## Directive
Reproduce the listing below word for word, with no pictures.

## Dataset

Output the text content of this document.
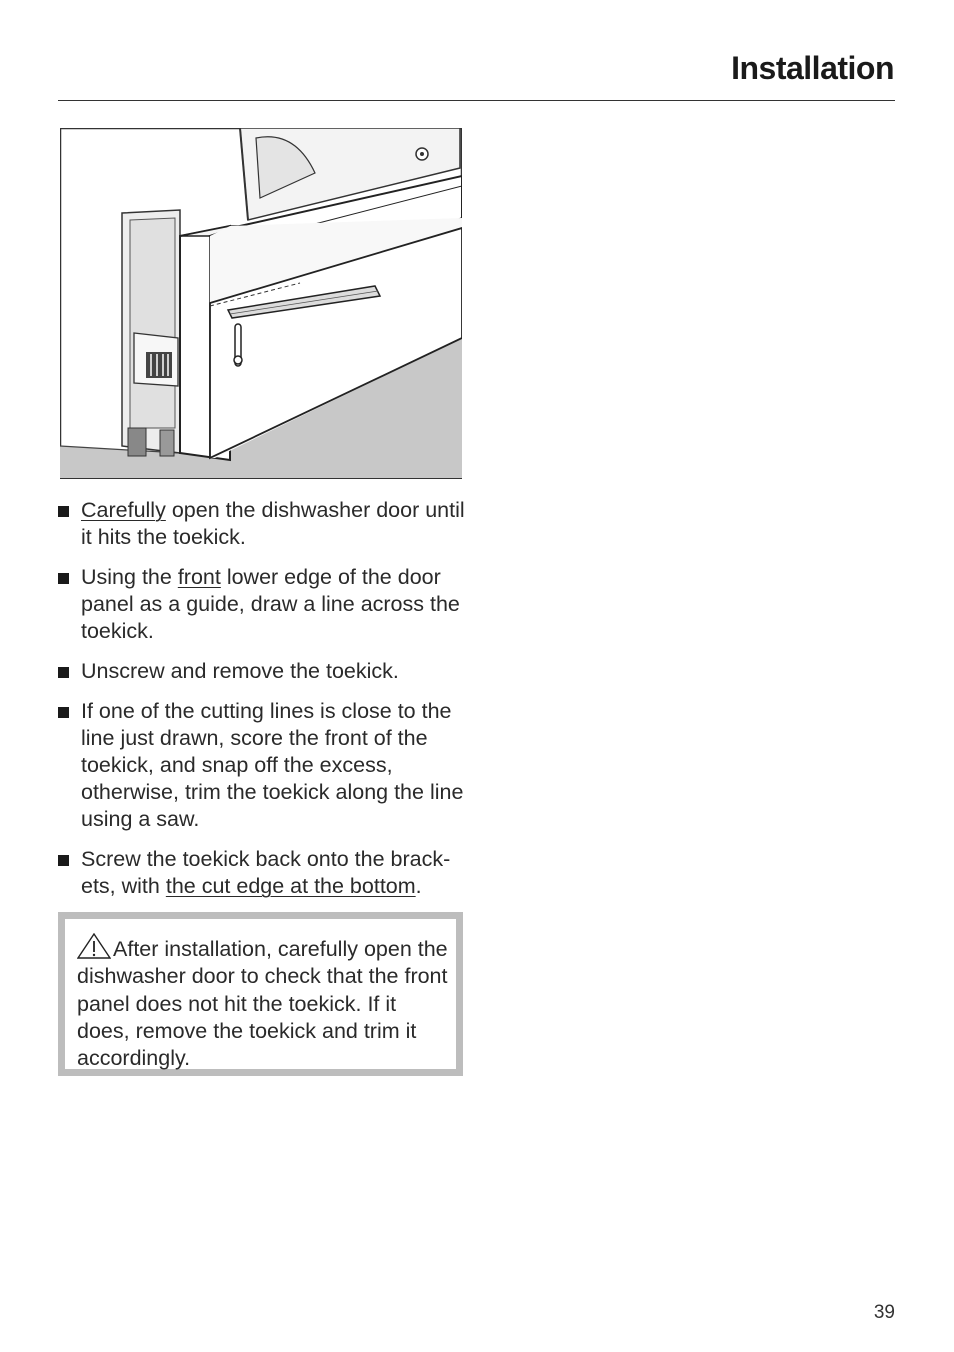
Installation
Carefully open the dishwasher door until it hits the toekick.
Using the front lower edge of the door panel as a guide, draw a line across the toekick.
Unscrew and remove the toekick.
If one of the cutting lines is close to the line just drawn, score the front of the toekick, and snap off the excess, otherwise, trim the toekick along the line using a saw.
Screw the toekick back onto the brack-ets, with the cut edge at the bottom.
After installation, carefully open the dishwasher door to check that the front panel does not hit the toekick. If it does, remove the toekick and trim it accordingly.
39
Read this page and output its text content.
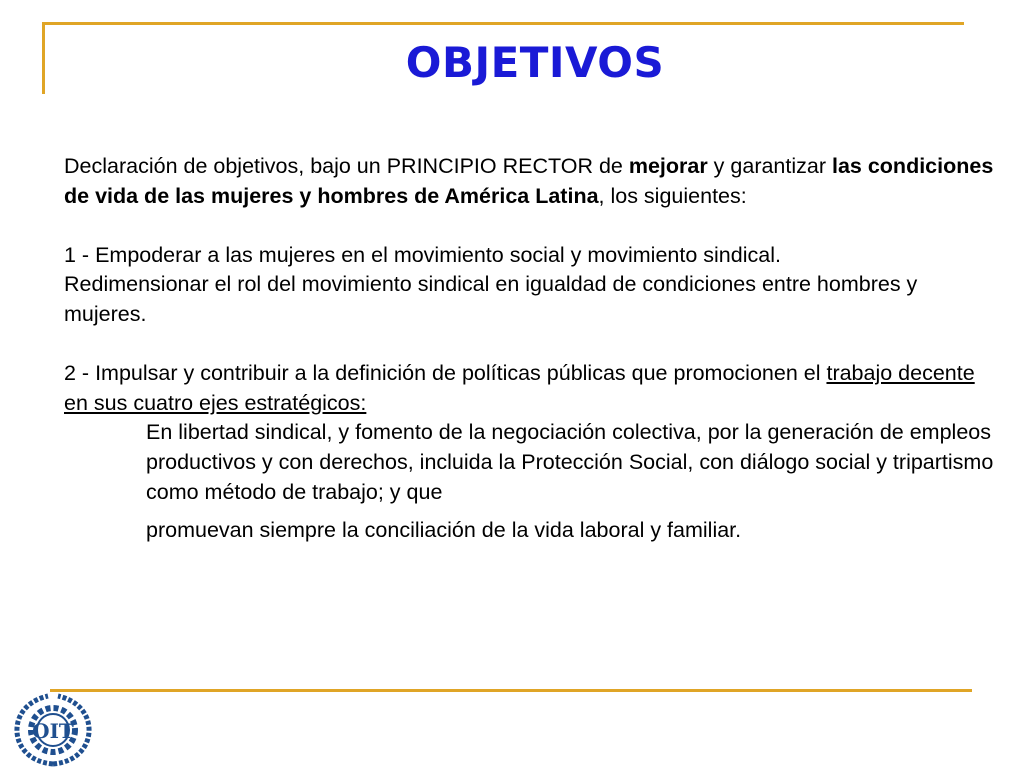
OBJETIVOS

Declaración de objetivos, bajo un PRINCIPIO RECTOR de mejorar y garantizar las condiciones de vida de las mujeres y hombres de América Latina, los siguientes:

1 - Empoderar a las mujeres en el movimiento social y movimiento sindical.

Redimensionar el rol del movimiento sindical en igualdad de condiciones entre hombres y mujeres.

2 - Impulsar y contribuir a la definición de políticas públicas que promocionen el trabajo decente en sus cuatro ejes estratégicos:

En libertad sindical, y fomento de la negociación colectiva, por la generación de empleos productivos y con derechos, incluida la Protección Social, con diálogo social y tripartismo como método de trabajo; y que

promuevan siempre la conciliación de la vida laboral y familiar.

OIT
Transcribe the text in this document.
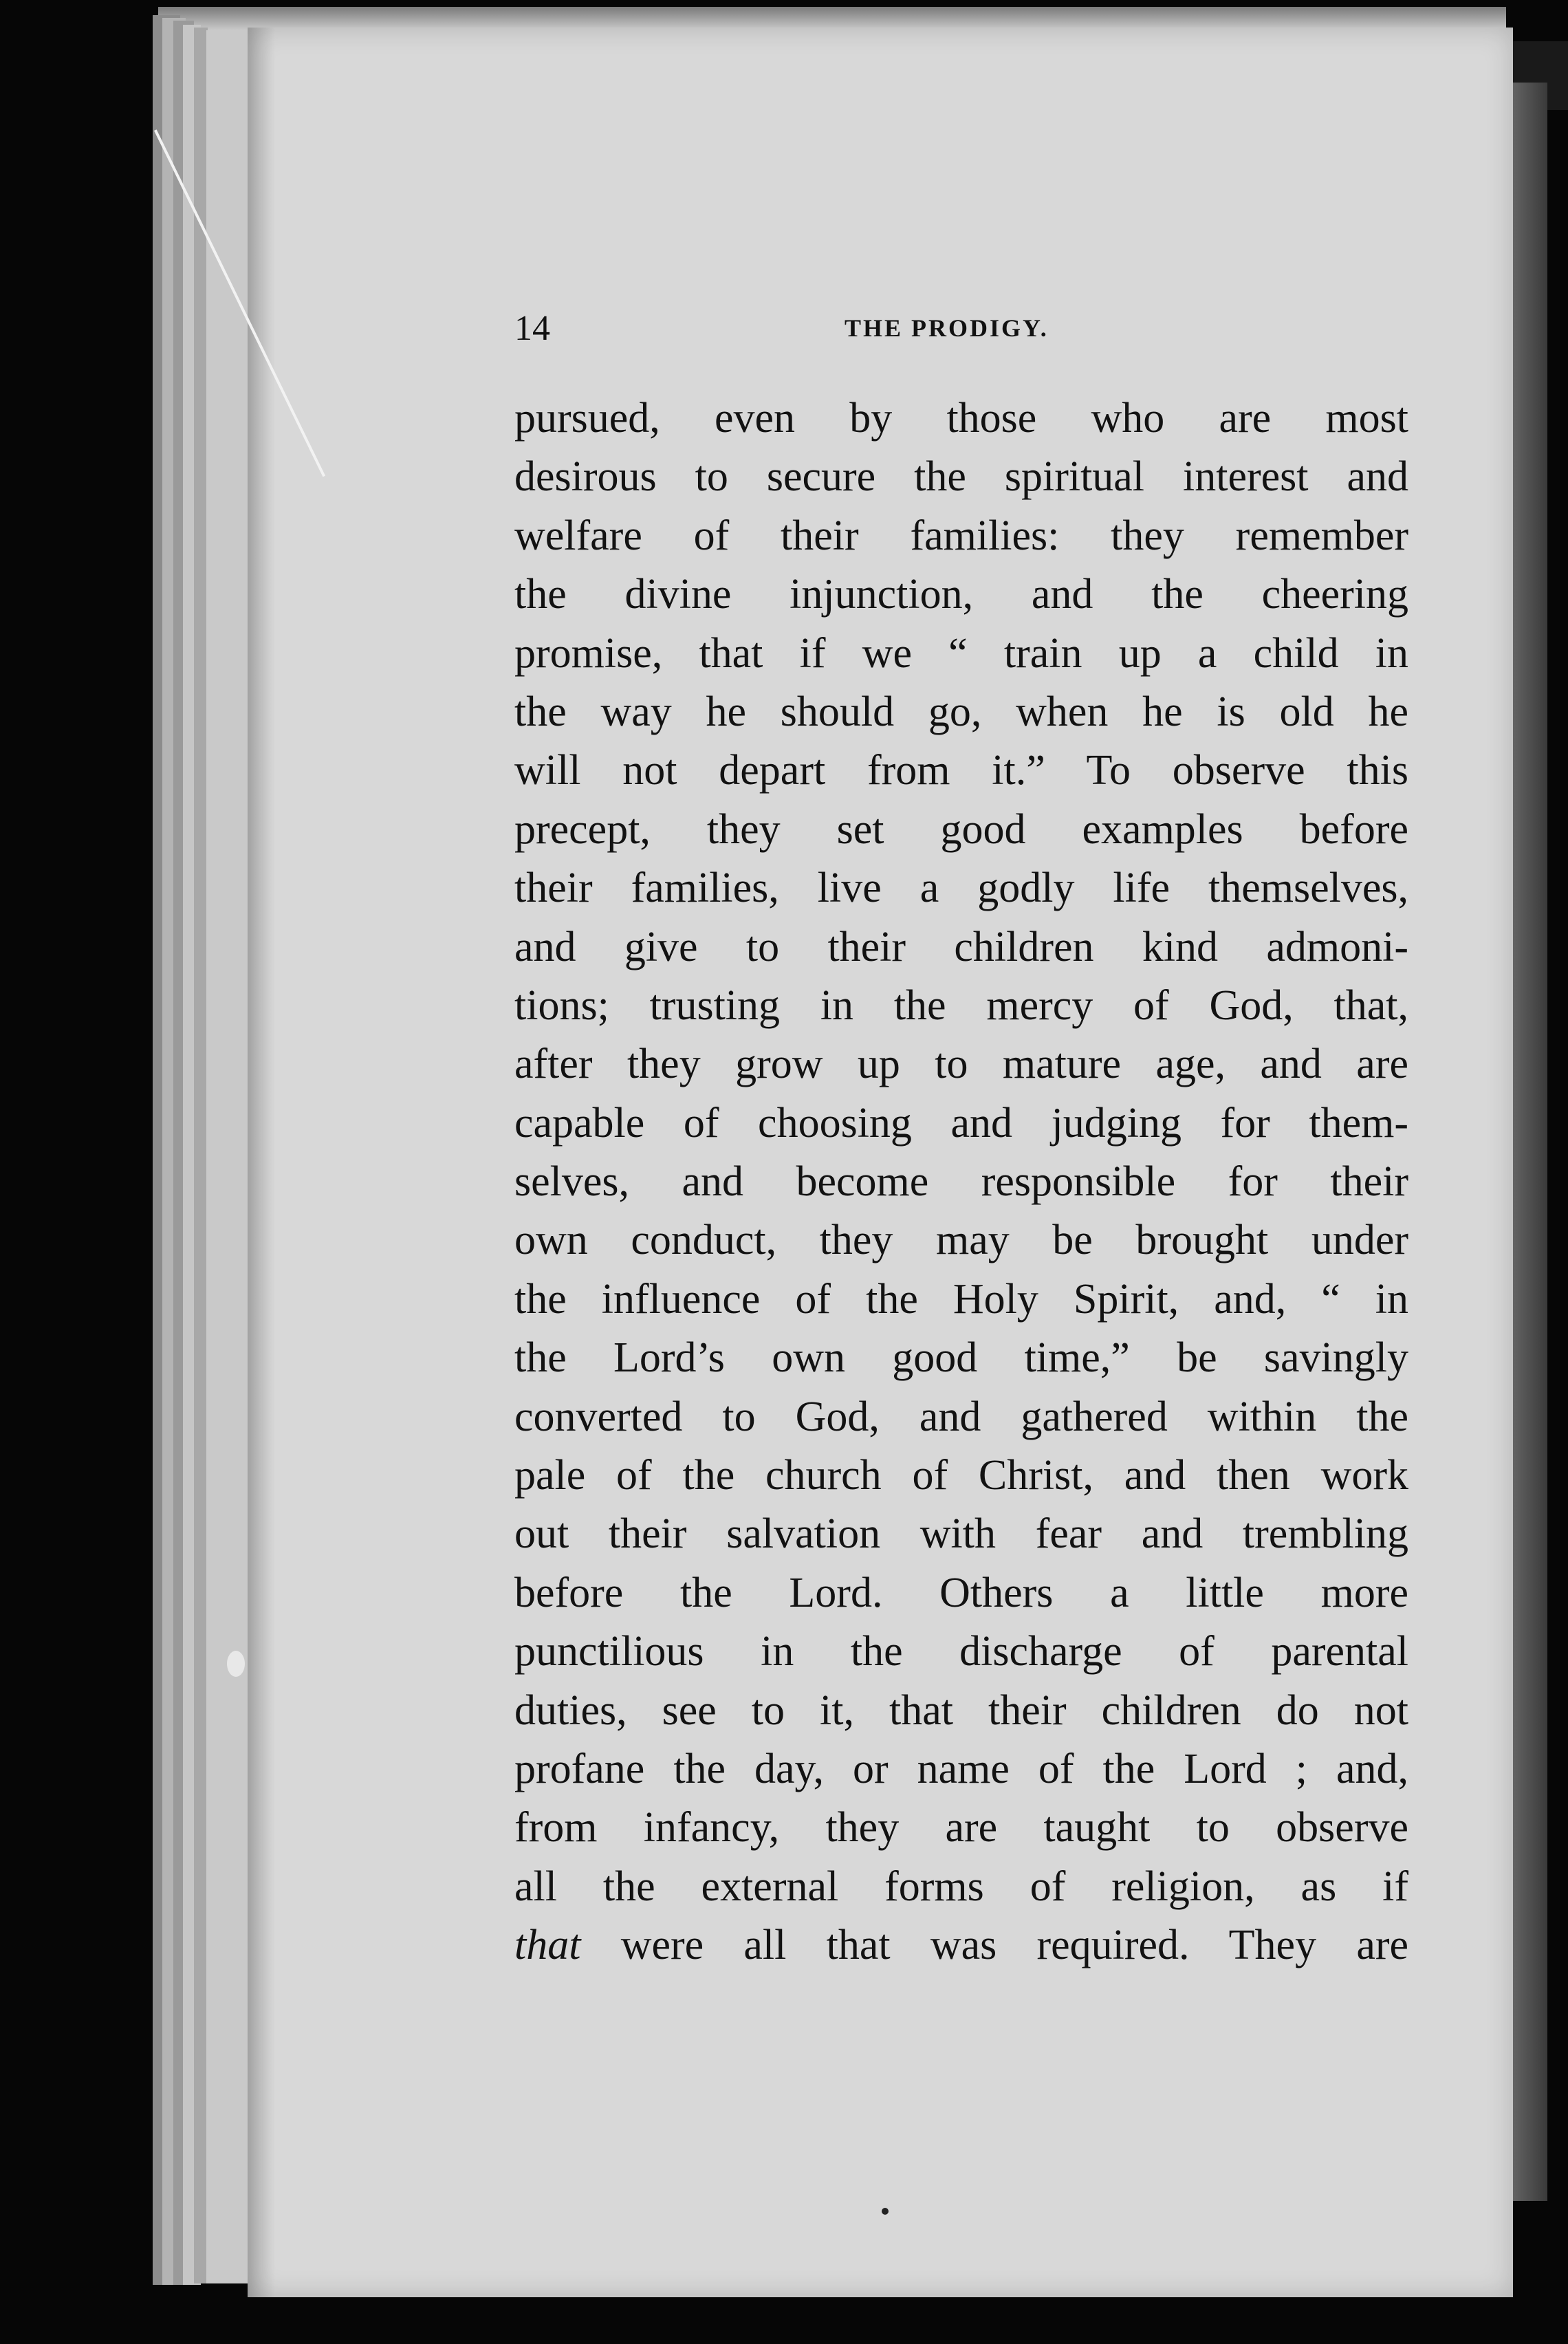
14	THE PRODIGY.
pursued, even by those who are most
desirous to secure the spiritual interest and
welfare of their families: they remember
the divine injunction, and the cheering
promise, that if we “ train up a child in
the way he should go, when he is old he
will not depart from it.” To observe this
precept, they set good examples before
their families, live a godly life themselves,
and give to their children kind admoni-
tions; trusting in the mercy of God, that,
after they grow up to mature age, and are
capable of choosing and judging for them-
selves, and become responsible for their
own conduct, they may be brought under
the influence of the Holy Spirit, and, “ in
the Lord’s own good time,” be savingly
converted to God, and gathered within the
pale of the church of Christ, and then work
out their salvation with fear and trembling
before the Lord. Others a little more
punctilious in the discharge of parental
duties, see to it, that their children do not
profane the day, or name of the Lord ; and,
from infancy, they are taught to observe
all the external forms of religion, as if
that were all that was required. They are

## Task result
Output the text content of this document.
Installation
Carefully open the dishwasher door until it hits the toekick.
Using the front lower edge of the door panel as a guide, draw a line across the toekick.
Unscrew and remove the toekick.
If one of the cutting lines is close to the line just drawn, score the front of the toekick, and snap off the excess, otherwise, trim the toekick along the line using a saw.
Screw the toekick back onto the brack-ets, with the cut edge at the bottom.
After installation, carefully open the dishwasher door to check that the front panel does not hit the toekick. If it does, remove the toekick and trim it accordingly.
39
Read this page and output its text content.
OBJETIVOS

Declaración de objetivos, bajo un PRINCIPIO RECTOR de mejorar y garantizar las condiciones de vida de las mujeres y hombres de América Latina, los siguientes:

1 - Empoderar a las mujeres en el movimiento social y movimiento sindical.

Redimensionar el rol del movimiento sindical en igualdad de condiciones entre hombres y mujeres.

2 - Impulsar y contribuir a la definición de políticas públicas que promocionen el trabajo decente en sus cuatro ejes estratégicos:

En libertad sindical, y fomento de la negociación colectiva, por la generación de empleos productivos y con derechos, incluida la Protección Social, con diálogo social y tripartismo como método de trabajo; y que

promuevan siempre la conciliación de la vida laboral y familiar.

OIT
Transcribe the text in this document.
14	THE PRODIGY.
pursued, even by those who are most
desirous to secure the spiritual interest and
welfare of their families: they remember
the divine injunction, and the cheering
promise, that if we “ train up a child in
the way he should go, when he is old he
will not depart from it.” To observe this
precept, they set good examples before
their families, live a godly life themselves,
and give to their children kind admoni-
tions; trusting in the mercy of God, that,
after they grow up to mature age, and are
capable of choosing and judging for them-
selves, and become responsible for their
own conduct, they may be brought under
the influence of the Holy Spirit, and, “ in
the Lord’s own good time,” be savingly
converted to God, and gathered within the
pale of the church of Christ, and then work
out their salvation with fear and trembling
before the Lord. Others a little more
punctilious in the discharge of parental
duties, see to it, that their children do not
profane the day, or name of the Lord ; and,
from infancy, they are taught to observe
all the external forms of religion, as if
that were all that was required. They are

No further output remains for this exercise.